-- Begin SELECTED PASSAGE --

Date: Tue, 17 Sep 2013 17:20:50 +0100
From: Mel Gorman <mgorman@suse.de>
To: Peter Zijlstra <peterz@infradead.org>
Cc: Rik van Riel <riel@redhat.com>,
        Srikar Dronamraju <srikar@linux.vnet.ibm.com>,
        Ingo Molnar <mingo@kernel.org>, Andrea Arcangeli <aarcange@redhat.com>,
        Johannes Weiner <hannes@cmpxchg.org>, Linux-MM <linux-mm@kvack.org>,
        LKML <linux-kernel@vger.kernel.org>, Oleg Nesterov <oleg@redhat.com>,
        Paul McKenney <paulmck@linux.vnet.ibm.com>,
        Thomas Gleixner <tglx@linutronix.de>,
        Steven Rostedt <rostedt@goodmis.org>
Subject: Re: [PATCH] hotplug: Optimize {get,put}_online_cpus()
Message-ID: <20130917162050.GK22421@suse.de>
References: <1378805550-29949-1-git-send-email-mgorman@suse.de>
 <1378805550-29949-38-git-send-email-mgorman@suse.de>
 <20130917143003.GA29354@twins.programming.kicks-ass.net>
MIME-Version: 1.0
Content-Type: text/plain; charset=iso-8859-15
Content-Disposition: inline
In-Reply-To: <20130917143003.GA29354@twins.programming.kicks-ass.net>
User-Agent: Mutt/1.5.21 (2010-09-15)

-- End SELECTED PASSAGE --

» **TASK INSTRUCTIONS**
**1.** Give every email address in the header of the reply about optimizing {get,put}_online_cpus() that ends in redhat.com.
**2.** Continue the email about optimizing {get,put}_online_cpus(), starting right after its last header line.

-- Begin DATA PROVIDED --

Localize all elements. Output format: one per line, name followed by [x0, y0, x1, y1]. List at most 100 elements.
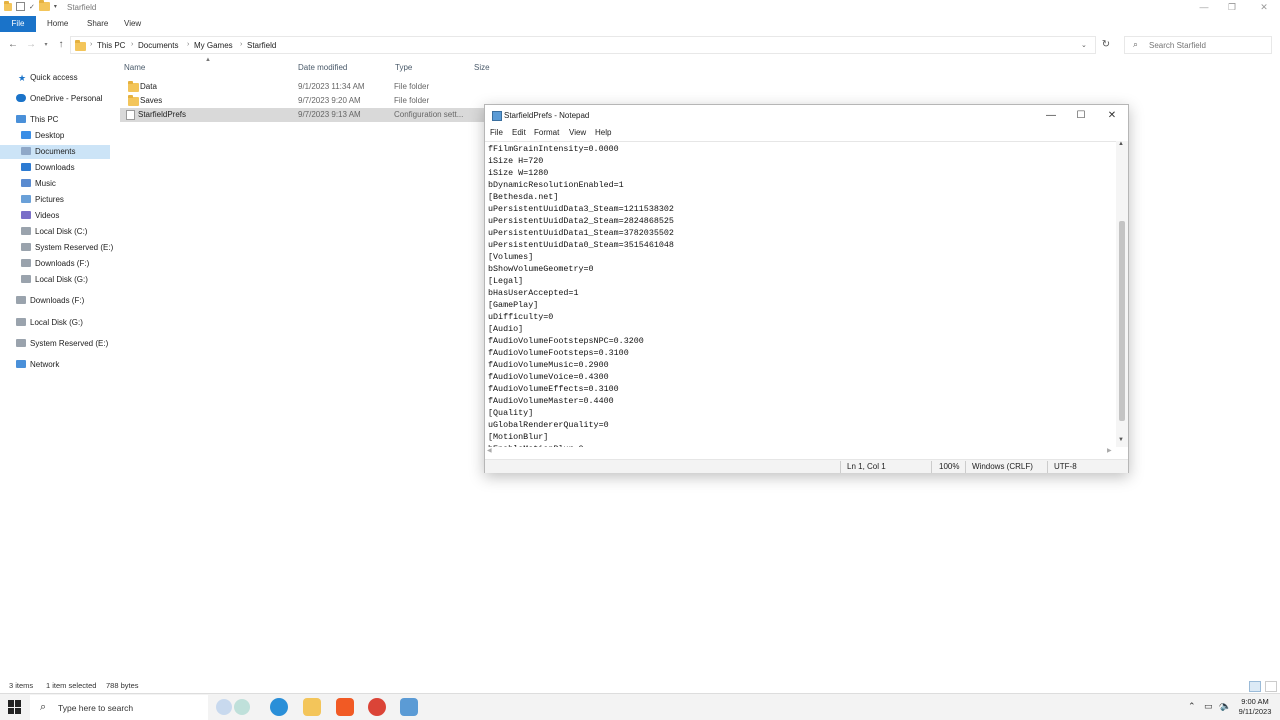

-- End DATA PROVIDED --

» **ANSWERS**
**1.**
riel@redhat.com
aarcange@redhat.com
oleg@redhat.com

**2.**
Sender: linux-kernel-owner@vger.kernel.org
Content-Length: 8004
Lines: 268

On Tue, Sep 17, 2013 at 04:30:03PM +0200, Peter Zijlstra wrote:
> Subject: hotplug: Optimize {get,put}_online_cpus()
> From: Peter Zijlstra <peterz@infradead.org>
> Date: Tue Sep 17 16:17:11 CEST 2013
> 
> The cpu hotplug lock is a purely reader biased read-write lock.
> 
> The current implementation uses global state, change it so the reader
> side uses per-cpu state in the uncontended fast-path.
> 
> Cc: Oleg Nesterov <oleg@redhat.com>
> Cc: Paul McKenney <paulmck@linux.vnet.ibm.com>
> Cc: Thomas Gleixner <tglx@linutronix.de>
> Cc: Steven Rostedt <rostedt@goodmis.org>
> Signed-off-by: Peter Zijlstra <peterz@infradead.org>
> ---
>  include/linux/cpu.h |   33 ++++++++++++++-
>  kernel/cpu.c        |  108 ++++++++++++++++++++++++++--------------------------
>  2 files changed, 87 insertions(+), 54 deletions(-)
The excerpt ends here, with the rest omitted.